=== Dataset records ===

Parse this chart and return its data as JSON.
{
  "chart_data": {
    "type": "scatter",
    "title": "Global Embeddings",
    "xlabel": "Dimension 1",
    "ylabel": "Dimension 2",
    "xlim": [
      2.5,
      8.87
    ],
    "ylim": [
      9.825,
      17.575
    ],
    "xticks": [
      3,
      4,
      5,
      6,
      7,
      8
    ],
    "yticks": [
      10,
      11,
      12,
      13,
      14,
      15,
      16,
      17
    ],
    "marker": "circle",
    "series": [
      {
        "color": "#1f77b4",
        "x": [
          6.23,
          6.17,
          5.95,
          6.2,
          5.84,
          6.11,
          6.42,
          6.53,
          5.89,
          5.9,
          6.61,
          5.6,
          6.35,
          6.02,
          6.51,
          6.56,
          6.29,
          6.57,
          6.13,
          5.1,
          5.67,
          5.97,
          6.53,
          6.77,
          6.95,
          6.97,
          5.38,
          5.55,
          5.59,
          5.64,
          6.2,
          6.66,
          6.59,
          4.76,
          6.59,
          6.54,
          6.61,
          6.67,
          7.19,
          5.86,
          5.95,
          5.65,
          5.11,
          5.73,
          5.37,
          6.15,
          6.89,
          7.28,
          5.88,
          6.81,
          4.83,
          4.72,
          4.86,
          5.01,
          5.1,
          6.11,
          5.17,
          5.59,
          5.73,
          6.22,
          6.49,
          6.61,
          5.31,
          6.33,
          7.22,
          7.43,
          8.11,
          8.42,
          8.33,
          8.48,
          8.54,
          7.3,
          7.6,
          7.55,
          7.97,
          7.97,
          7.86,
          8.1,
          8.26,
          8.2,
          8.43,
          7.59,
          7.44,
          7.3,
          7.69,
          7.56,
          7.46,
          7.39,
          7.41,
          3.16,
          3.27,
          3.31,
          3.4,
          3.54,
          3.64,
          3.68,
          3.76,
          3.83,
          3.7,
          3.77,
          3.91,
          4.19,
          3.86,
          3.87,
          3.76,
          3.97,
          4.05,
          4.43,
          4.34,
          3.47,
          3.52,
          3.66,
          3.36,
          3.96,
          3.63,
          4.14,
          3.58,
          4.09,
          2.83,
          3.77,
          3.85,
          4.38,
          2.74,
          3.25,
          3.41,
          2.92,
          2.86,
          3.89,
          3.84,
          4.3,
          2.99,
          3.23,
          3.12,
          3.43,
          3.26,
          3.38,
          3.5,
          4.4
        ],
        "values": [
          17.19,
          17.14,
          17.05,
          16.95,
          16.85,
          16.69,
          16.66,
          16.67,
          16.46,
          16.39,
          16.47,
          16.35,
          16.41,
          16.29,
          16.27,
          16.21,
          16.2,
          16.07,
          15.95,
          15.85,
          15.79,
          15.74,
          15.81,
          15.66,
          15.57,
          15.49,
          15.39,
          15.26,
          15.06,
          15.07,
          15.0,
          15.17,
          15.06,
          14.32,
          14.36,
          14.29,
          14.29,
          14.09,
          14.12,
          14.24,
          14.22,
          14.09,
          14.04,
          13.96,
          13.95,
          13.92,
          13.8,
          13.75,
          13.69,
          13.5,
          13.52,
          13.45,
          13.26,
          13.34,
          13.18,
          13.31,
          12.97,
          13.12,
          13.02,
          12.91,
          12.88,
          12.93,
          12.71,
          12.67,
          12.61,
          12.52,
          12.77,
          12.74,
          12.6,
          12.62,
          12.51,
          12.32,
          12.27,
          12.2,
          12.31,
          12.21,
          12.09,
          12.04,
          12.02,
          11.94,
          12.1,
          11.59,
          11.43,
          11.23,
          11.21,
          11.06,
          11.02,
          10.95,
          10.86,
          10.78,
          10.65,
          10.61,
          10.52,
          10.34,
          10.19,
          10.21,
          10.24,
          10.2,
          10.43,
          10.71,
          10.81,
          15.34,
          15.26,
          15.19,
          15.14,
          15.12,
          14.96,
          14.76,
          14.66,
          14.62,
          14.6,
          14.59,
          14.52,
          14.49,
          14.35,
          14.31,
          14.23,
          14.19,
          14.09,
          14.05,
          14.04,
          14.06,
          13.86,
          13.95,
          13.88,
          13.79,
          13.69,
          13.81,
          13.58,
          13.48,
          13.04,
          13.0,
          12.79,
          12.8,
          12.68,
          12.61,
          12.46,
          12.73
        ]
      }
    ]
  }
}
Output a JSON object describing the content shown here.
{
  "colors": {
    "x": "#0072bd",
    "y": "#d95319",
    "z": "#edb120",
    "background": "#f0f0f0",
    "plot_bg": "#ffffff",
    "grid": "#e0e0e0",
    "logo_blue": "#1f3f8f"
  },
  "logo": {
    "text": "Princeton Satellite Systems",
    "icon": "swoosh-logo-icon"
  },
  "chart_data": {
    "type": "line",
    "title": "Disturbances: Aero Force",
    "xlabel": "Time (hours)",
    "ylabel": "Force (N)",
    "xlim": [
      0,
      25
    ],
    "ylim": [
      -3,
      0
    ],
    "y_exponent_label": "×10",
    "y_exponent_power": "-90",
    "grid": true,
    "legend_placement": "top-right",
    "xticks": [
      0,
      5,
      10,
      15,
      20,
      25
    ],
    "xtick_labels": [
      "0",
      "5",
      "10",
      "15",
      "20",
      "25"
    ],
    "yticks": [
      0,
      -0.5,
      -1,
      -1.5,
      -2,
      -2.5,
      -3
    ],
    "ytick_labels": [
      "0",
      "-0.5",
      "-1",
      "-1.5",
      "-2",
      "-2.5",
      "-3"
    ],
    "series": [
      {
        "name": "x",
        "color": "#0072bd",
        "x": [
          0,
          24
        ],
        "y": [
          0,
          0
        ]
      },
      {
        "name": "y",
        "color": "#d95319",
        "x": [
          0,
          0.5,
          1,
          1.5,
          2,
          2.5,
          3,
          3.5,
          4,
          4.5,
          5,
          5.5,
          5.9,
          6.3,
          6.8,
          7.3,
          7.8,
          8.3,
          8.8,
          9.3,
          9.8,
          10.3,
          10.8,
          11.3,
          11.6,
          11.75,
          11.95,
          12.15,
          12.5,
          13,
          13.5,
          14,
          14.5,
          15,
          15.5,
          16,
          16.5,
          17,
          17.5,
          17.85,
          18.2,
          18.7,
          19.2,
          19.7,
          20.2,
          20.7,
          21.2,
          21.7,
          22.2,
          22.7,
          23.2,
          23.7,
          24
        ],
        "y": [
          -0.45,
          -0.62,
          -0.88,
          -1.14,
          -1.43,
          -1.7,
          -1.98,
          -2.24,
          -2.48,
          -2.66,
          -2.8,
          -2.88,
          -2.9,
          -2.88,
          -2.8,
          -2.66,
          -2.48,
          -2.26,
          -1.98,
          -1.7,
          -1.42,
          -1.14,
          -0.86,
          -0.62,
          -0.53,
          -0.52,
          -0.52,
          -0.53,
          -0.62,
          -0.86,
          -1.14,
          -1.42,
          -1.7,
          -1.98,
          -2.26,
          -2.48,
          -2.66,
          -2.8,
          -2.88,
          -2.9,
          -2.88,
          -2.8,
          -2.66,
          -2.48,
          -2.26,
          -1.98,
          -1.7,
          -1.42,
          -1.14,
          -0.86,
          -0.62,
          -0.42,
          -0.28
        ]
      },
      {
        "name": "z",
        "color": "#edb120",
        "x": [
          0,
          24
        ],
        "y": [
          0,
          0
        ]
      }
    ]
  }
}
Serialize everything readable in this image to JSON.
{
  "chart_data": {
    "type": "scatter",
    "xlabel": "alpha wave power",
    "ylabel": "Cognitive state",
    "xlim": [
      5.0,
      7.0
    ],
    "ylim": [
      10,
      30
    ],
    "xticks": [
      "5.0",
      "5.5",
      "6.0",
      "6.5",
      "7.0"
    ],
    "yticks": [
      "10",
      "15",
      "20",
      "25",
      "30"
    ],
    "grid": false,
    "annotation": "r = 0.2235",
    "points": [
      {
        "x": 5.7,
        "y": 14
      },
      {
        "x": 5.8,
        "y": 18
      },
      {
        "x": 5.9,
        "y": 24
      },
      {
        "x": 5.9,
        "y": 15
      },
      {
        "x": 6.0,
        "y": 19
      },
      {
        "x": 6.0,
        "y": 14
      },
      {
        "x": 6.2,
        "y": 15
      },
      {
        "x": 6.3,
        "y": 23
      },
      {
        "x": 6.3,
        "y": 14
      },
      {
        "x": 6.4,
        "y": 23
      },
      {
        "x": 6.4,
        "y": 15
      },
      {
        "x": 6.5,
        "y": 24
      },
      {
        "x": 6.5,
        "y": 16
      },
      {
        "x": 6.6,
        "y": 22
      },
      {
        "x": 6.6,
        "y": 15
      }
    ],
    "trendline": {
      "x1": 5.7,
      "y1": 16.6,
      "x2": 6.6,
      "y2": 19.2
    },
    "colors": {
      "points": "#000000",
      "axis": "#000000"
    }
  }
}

===

Exercise instructions: Identify every line above that includes the word "this", and show those lines.

Right answer:
Parse this chart and return its data as JSON.
Serialize everything readable in this image to JSON.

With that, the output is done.